(Records from a data source)
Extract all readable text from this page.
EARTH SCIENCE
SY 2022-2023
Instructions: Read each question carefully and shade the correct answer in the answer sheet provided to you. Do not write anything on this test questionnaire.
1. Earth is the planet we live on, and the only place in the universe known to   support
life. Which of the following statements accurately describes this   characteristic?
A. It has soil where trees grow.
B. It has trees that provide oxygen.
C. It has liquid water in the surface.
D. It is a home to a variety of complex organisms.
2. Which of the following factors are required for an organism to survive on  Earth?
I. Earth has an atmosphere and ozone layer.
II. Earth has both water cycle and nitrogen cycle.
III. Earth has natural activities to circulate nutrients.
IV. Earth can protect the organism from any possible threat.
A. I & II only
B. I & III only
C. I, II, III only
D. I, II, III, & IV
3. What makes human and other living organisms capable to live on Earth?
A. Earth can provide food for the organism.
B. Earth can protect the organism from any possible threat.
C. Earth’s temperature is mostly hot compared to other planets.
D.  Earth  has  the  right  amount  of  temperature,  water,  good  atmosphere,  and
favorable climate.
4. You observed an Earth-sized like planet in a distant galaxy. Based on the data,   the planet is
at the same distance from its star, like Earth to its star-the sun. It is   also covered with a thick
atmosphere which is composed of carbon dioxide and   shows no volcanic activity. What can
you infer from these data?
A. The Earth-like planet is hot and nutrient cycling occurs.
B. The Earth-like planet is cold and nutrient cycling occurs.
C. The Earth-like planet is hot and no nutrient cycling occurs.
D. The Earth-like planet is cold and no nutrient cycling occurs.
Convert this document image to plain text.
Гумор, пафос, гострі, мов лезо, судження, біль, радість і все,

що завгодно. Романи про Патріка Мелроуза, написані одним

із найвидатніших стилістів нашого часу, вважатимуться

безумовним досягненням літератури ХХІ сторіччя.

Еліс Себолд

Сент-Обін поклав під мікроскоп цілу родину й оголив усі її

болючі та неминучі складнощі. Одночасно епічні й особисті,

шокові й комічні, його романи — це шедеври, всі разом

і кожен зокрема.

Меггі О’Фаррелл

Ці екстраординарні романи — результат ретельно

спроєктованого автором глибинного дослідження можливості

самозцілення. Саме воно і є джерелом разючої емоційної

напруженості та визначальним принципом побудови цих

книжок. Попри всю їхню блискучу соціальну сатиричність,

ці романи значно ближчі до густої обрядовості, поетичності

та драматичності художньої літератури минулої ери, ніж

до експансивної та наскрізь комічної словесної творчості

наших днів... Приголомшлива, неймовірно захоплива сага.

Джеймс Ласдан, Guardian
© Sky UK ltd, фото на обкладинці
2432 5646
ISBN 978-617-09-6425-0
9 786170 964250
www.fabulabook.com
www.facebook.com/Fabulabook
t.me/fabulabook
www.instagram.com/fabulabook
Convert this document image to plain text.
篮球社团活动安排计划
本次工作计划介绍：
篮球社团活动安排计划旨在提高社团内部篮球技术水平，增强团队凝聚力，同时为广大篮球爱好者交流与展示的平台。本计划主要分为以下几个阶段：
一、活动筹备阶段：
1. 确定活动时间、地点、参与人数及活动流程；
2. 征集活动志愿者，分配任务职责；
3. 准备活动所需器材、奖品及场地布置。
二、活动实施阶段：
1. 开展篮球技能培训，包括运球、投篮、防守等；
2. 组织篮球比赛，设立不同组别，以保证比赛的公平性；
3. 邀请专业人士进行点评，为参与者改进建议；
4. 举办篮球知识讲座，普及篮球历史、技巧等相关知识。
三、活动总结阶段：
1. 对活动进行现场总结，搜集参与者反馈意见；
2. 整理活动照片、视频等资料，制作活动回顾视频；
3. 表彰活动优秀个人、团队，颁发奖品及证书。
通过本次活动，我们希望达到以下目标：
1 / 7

:: Problem description ::
Please repeat the listing above in full and exactly.

:: Output for this exercise ::
Extract all readable text from this page.
EARTH SCIENCE
SY 2022-2023
Instructions: Read each question carefully and shade the correct answer in the answer sheet provided to you. Do not write anything on this test questionnaire.
1. Earth is the planet we live on, and the only place in the universe known to   support
life. Which of the following statements accurately describes this   characteristic?
A. It has soil where trees grow.
B. It has trees that provide oxygen.
C. It has liquid water in the surface.
D. It is a home to a variety of complex organisms.
2. Which of the following factors are required for an organism to survive on  Earth?
I. Earth has an atmosphere and ozone layer.
II. Earth has both water cycle and nitrogen cycle.
III. Earth has natural activities to circulate nutrients.
IV. Earth can protect the organism from any possible threat.
A. I & II only
B. I & III only
C. I, II, III only
D. I, II, III, & IV
3. What makes human and other living organisms capable to live on Earth?
A. Earth can provide food for the organism.
B. Earth can protect the organism from any possible threat.
C. Earth’s temperature is mostly hot compared to other planets.
D.  Earth  has  the  right  amount  of  temperature,  water,  good  atmosphere,  and
favorable climate.
4. You observed an Earth-sized like planet in a distant galaxy. Based on the data,   the planet is
at the same distance from its star, like Earth to its star-the sun. It is   also covered with a thick
atmosphere which is composed of carbon dioxide and   shows no volcanic activity. What can
you infer from these data?
A. The Earth-like planet is hot and nutrient cycling occurs.
B. The Earth-like planet is cold and nutrient cycling occurs.
C. The Earth-like planet is hot and no nutrient cycling occurs.
D. The Earth-like planet is cold and no nutrient cycling occurs.
Convert this document image to plain text.
Гумор, пафос, гострі, мов лезо, судження, біль, радість і все,

що завгодно. Романи про Патріка Мелроуза, написані одним

із найвидатніших стилістів нашого часу, вважатимуться

безумовним досягненням літератури ХХІ сторіччя.

Еліс Себолд

Сент-Обін поклав під мікроскоп цілу родину й оголив усі її

болючі та неминучі складнощі. Одночасно епічні й особисті,

шокові й комічні, його романи — це шедеври, всі разом

і кожен зокрема.

Меггі О’Фаррелл

Ці екстраординарні романи — результат ретельно

спроєктованого автором глибинного дослідження можливості

самозцілення. Саме воно і є джерелом разючої емоційної

напруженості та визначальним принципом побудови цих

книжок. Попри всю їхню блискучу соціальну сатиричність,

ці романи значно ближчі до густої обрядовості, поетичності

та драматичності художньої літератури минулої ери, ніж

до експансивної та наскрізь комічної словесної творчості

наших днів... Приголомшлива, неймовірно захоплива сага.

Джеймс Ласдан, Guardian
© Sky UK ltd, фото на обкладинці
2432 5646
ISBN 978-617-09-6425-0
9 786170 964250
www.fabulabook.com
www.facebook.com/Fabulabook
t.me/fabulabook
www.instagram.com/fabulabook
Convert this document image to plain text.
篮球社团活动安排计划
本次工作计划介绍：
篮球社团活动安排计划旨在提高社团内部篮球技术水平，增强团队凝聚力，同时为广大篮球爱好者交流与展示的平台。本计划主要分为以下几个阶段：
一、活动筹备阶段：
1. 确定活动时间、地点、参与人数及活动流程；
2. 征集活动志愿者，分配任务职责；
3. 准备活动所需器材、奖品及场地布置。
二、活动实施阶段：
1. 开展篮球技能培训，包括运球、投篮、防守等；
2. 组织篮球比赛，设立不同组别，以保证比赛的公平性；
3. 邀请专业人士进行点评，为参与者改进建议；
4. 举办篮球知识讲座，普及篮球历史、技巧等相关知识。
三、活动总结阶段：
1. 对活动进行现场总结，搜集参与者反馈意见；
2. 整理活动照片、视频等资料，制作活动回顾视频；
3. 表彰活动优秀个人、团队，颁发奖品及证书。
通过本次活动，我们希望达到以下目标：
1 / 7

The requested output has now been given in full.